Work required.
Produce a word-for-word copy of the listing below without its pictures.

Stored data.
● ● ● ● ● ● ●

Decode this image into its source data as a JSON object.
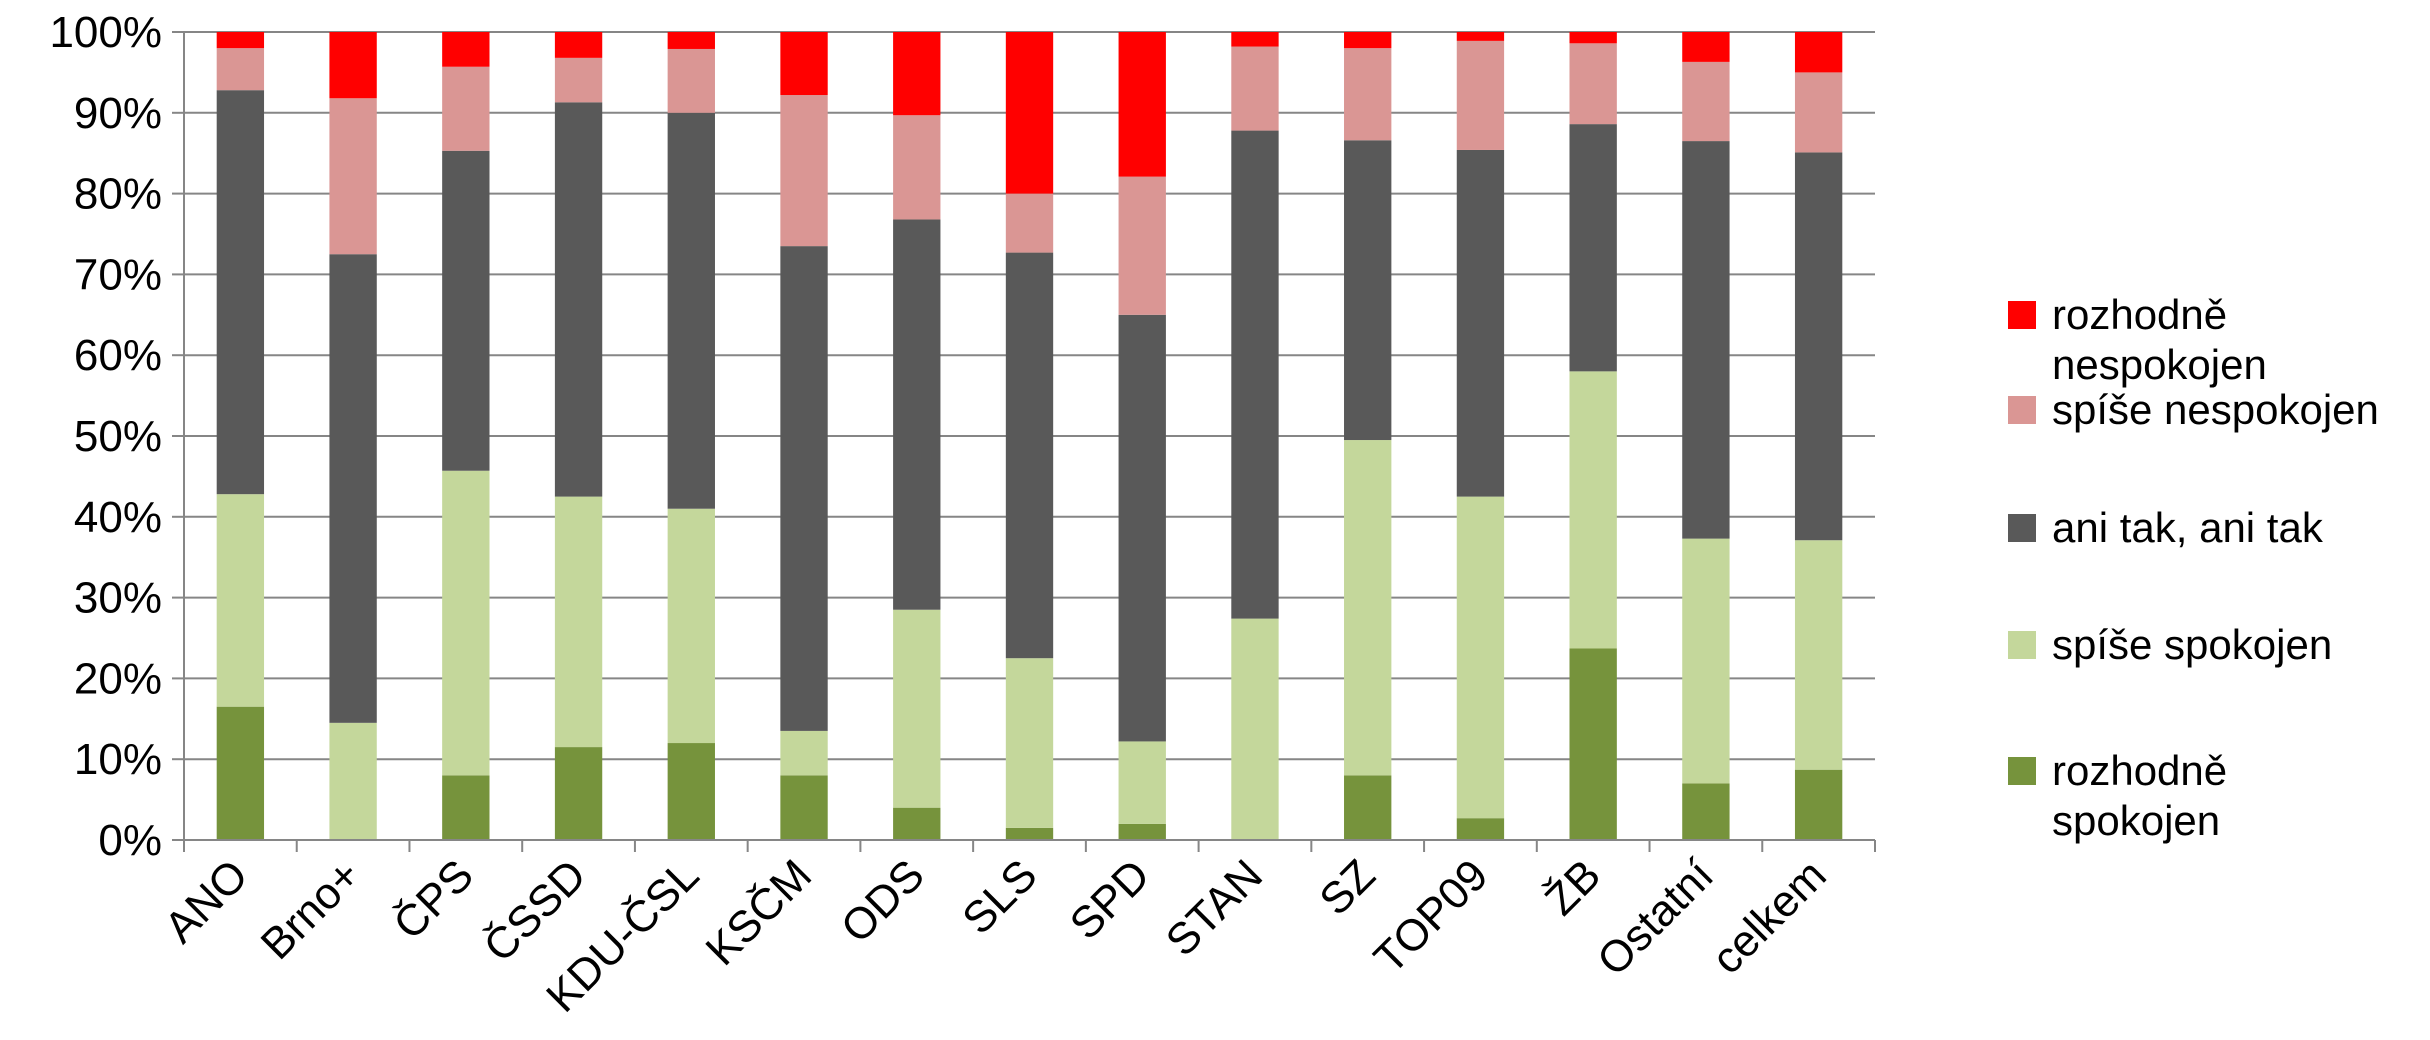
{
  "chart_data": {
    "type": "bar",
    "stacked": true,
    "percent_stacked": true,
    "title": "",
    "xlabel": "",
    "ylabel": "",
    "ylim": [
      0,
      100
    ],
    "yticks": [
      "0%",
      "10%",
      "20%",
      "30%",
      "40%",
      "50%",
      "60%",
      "70%",
      "80%",
      "90%",
      "100%"
    ],
    "grid": true,
    "legend_position": "right",
    "categories": [
      "ANO",
      "Brno+",
      "ČPS",
      "ČSSD",
      "KDU-ČSL",
      "KSČM",
      "ODS",
      "SLS",
      "SPD",
      "STAN",
      "SZ",
      "TOP09",
      "ŽB",
      "Ostatní",
      "celkem"
    ],
    "series": [
      {
        "name": "rozhodně spokojen",
        "color": "#76933c",
        "values": [
          16.5,
          0,
          8,
          11.5,
          12,
          8,
          4,
          1.5,
          2,
          0,
          8,
          2.7,
          23.7,
          7,
          8.7
        ]
      },
      {
        "name": "spíše spokojen",
        "color": "#c4d79b",
        "values": [
          26.3,
          14.5,
          37.7,
          31,
          29,
          5.5,
          24.5,
          21,
          10.2,
          27.4,
          41.5,
          39.8,
          34.3,
          30.3,
          28.4
        ]
      },
      {
        "name": "ani tak, ani tak",
        "color": "#595959",
        "values": [
          50,
          58,
          39.6,
          48.8,
          49,
          60,
          48.3,
          50.2,
          52.8,
          60.4,
          37.1,
          42.9,
          30.6,
          49.2,
          48
        ]
      },
      {
        "name": "spíše nespokojen",
        "color": "#da9694",
        "values": [
          5.2,
          19.3,
          10.4,
          5.5,
          7.9,
          18.7,
          12.9,
          7.3,
          17.1,
          10.4,
          11.4,
          13.5,
          10,
          9.8,
          9.9
        ]
      },
      {
        "name": "rozhodně nespokojen",
        "color": "#ff0000",
        "values": [
          2,
          8.2,
          4.3,
          3.2,
          2.1,
          7.8,
          10.3,
          20,
          17.9,
          1.8,
          2,
          1.1,
          1.4,
          3.7,
          5
        ]
      }
    ],
    "legend": [
      {
        "lines": [
          "rozhodně",
          "nespokojen"
        ],
        "color": "#ff0000"
      },
      {
        "lines": [
          "spíše nespokojen"
        ],
        "color": "#da9694"
      },
      {
        "lines": [
          "ani tak, ani tak"
        ],
        "color": "#595959"
      },
      {
        "lines": [
          "spíše spokojen"
        ],
        "color": "#c4d79b"
      },
      {
        "lines": [
          "rozhodně",
          "spokojen"
        ],
        "color": "#76933c"
      }
    ]
  }
}
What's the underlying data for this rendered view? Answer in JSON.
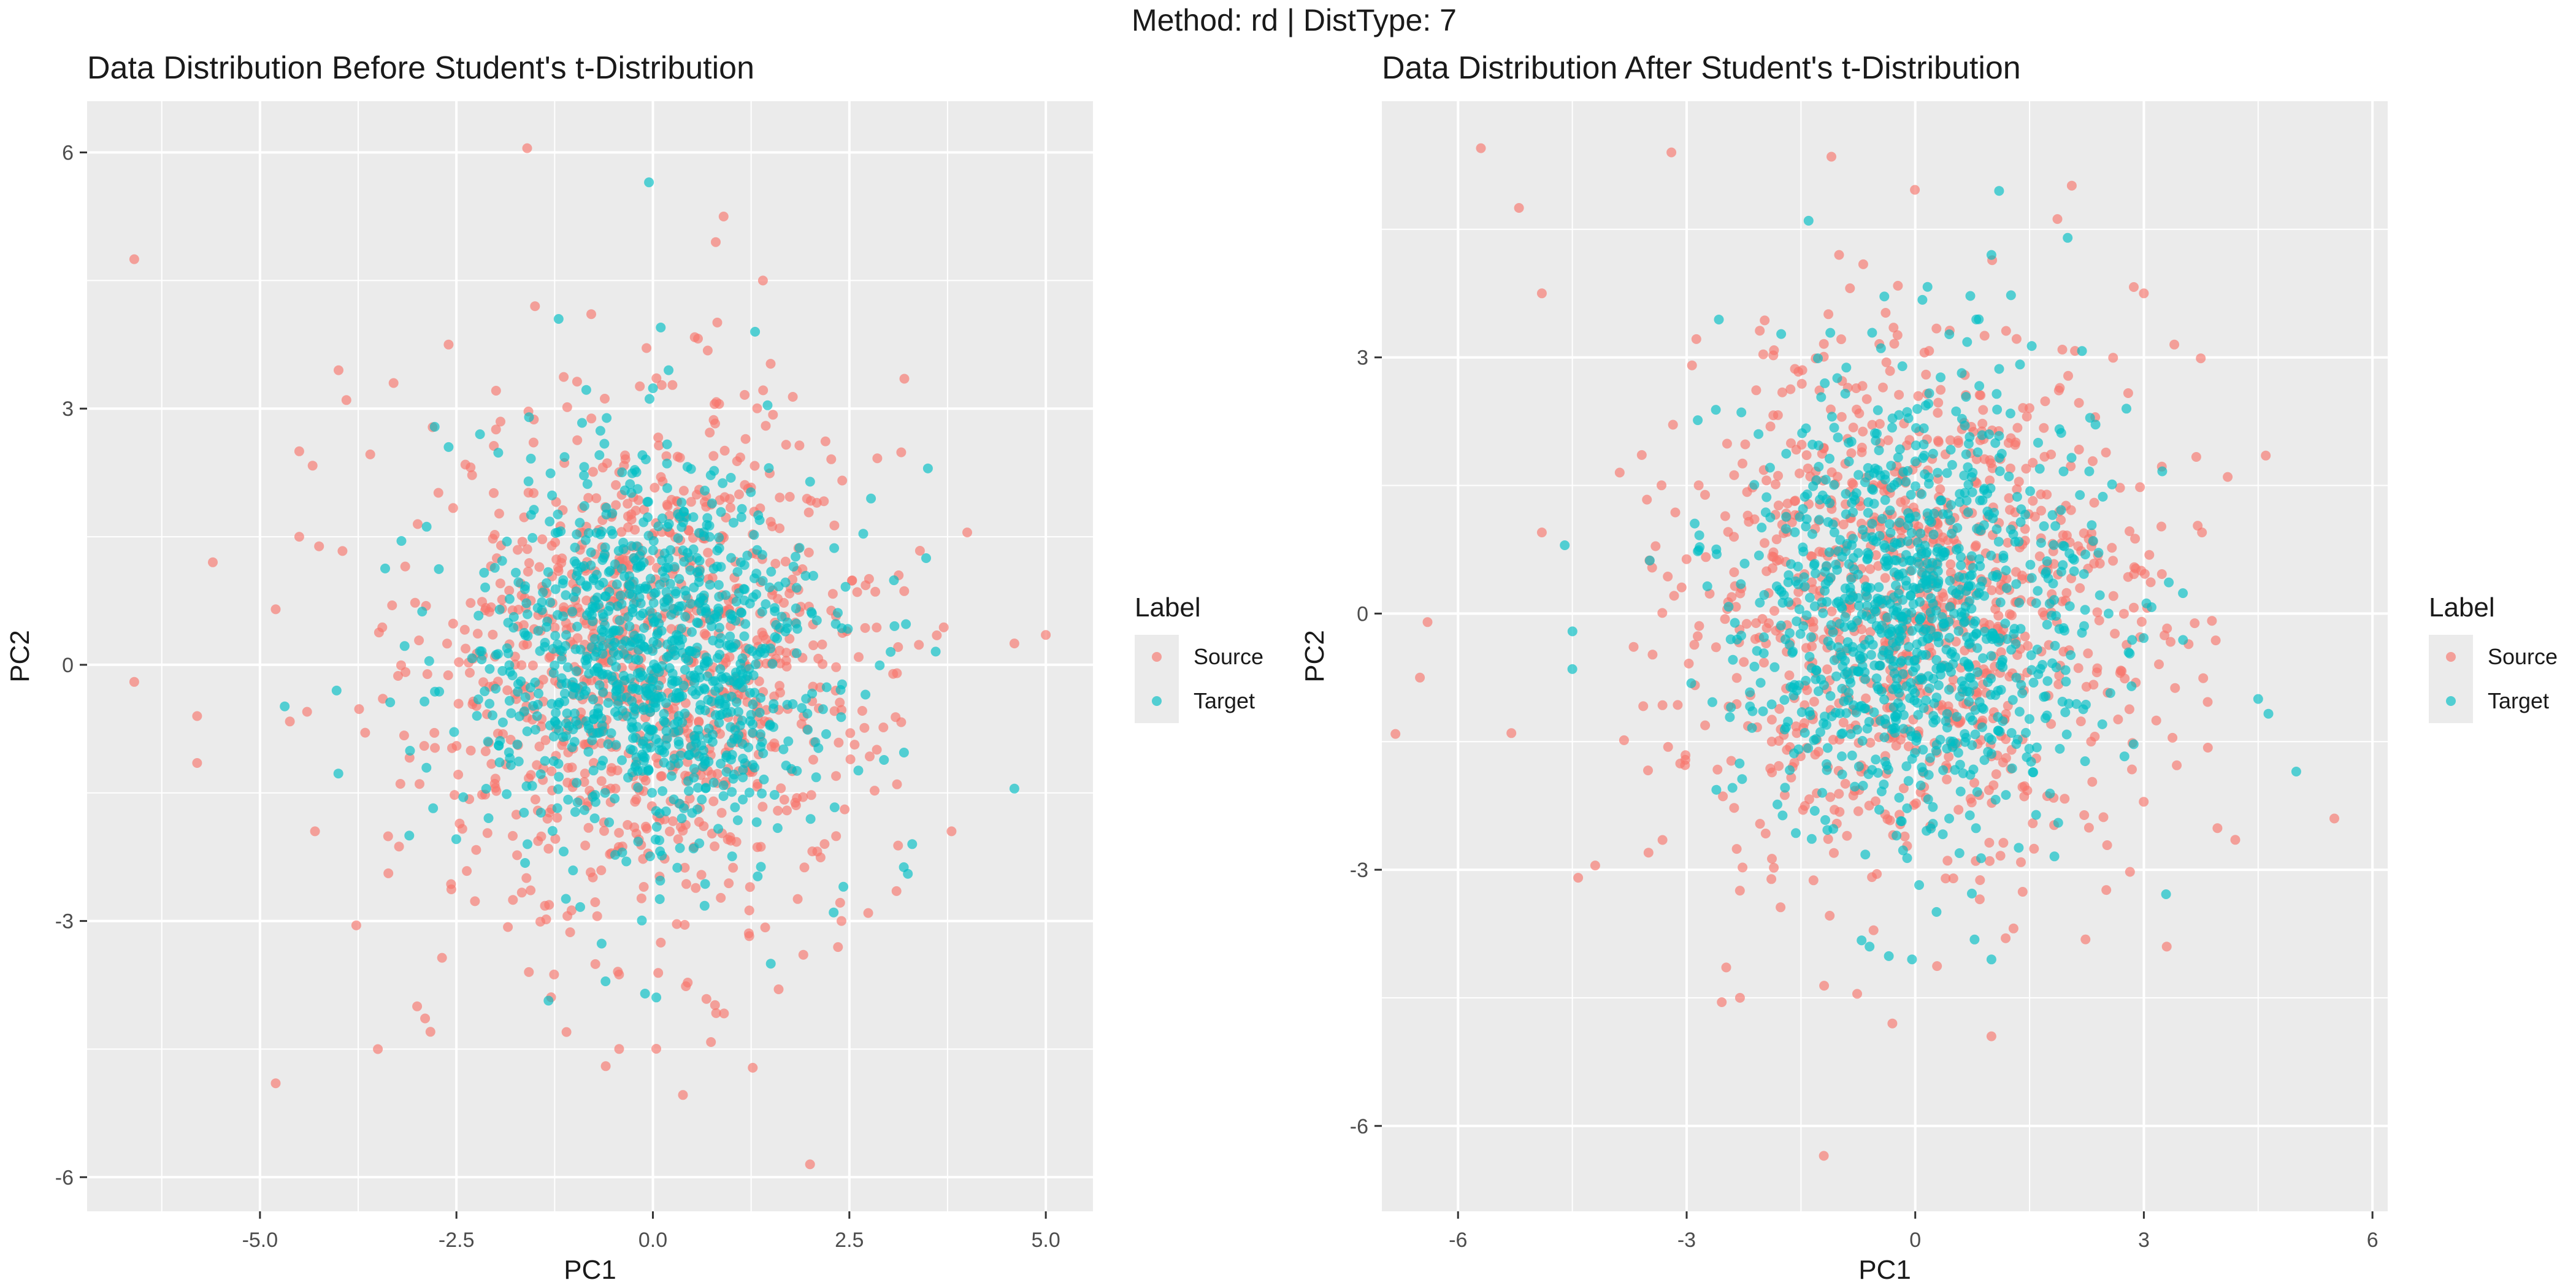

● ● ● ● ● ● ●

Answer in full.
Decode this image into its source data as a JSON object.
{
  "chart_data": {
    "type": "bar",
    "stacked": true,
    "percent_stacked": true,
    "title": "",
    "xlabel": "",
    "ylabel": "",
    "ylim": [
      0,
      100
    ],
    "yticks": [
      "0%",
      "10%",
      "20%",
      "30%",
      "40%",
      "50%",
      "60%",
      "70%",
      "80%",
      "90%",
      "100%"
    ],
    "grid": true,
    "legend_position": "right",
    "categories": [
      "ANO",
      "Brno+",
      "ČPS",
      "ČSSD",
      "KDU-ČSL",
      "KSČM",
      "ODS",
      "SLS",
      "SPD",
      "STAN",
      "SZ",
      "TOP09",
      "ŽB",
      "Ostatní",
      "celkem"
    ],
    "series": [
      {
        "name": "rozhodně spokojen",
        "color": "#76933c",
        "values": [
          16.5,
          0,
          8,
          11.5,
          12,
          8,
          4,
          1.5,
          2,
          0,
          8,
          2.7,
          23.7,
          7,
          8.7
        ]
      },
      {
        "name": "spíše spokojen",
        "color": "#c4d79b",
        "values": [
          26.3,
          14.5,
          37.7,
          31,
          29,
          5.5,
          24.5,
          21,
          10.2,
          27.4,
          41.5,
          39.8,
          34.3,
          30.3,
          28.4
        ]
      },
      {
        "name": "ani tak, ani tak",
        "color": "#595959",
        "values": [
          50,
          58,
          39.6,
          48.8,
          49,
          60,
          48.3,
          50.2,
          52.8,
          60.4,
          37.1,
          42.9,
          30.6,
          49.2,
          48
        ]
      },
      {
        "name": "spíše nespokojen",
        "color": "#da9694",
        "values": [
          5.2,
          19.3,
          10.4,
          5.5,
          7.9,
          18.7,
          12.9,
          7.3,
          17.1,
          10.4,
          11.4,
          13.5,
          10,
          9.8,
          9.9
        ]
      },
      {
        "name": "rozhodně nespokojen",
        "color": "#ff0000",
        "values": [
          2,
          8.2,
          4.3,
          3.2,
          2.1,
          7.8,
          10.3,
          20,
          17.9,
          1.8,
          2,
          1.1,
          1.4,
          3.7,
          5
        ]
      }
    ],
    "legend": [
      {
        "lines": [
          "rozhodně",
          "nespokojen"
        ],
        "color": "#ff0000"
      },
      {
        "lines": [
          "spíše nespokojen"
        ],
        "color": "#da9694"
      },
      {
        "lines": [
          "ani tak, ani tak"
        ],
        "color": "#595959"
      },
      {
        "lines": [
          "spíše spokojen"
        ],
        "color": "#c4d79b"
      },
      {
        "lines": [
          "rozhodně",
          "spokojen"
        ],
        "color": "#76933c"
      }
    ]
  }
}
What's the underlying data for this rendered view? Answer in JSON.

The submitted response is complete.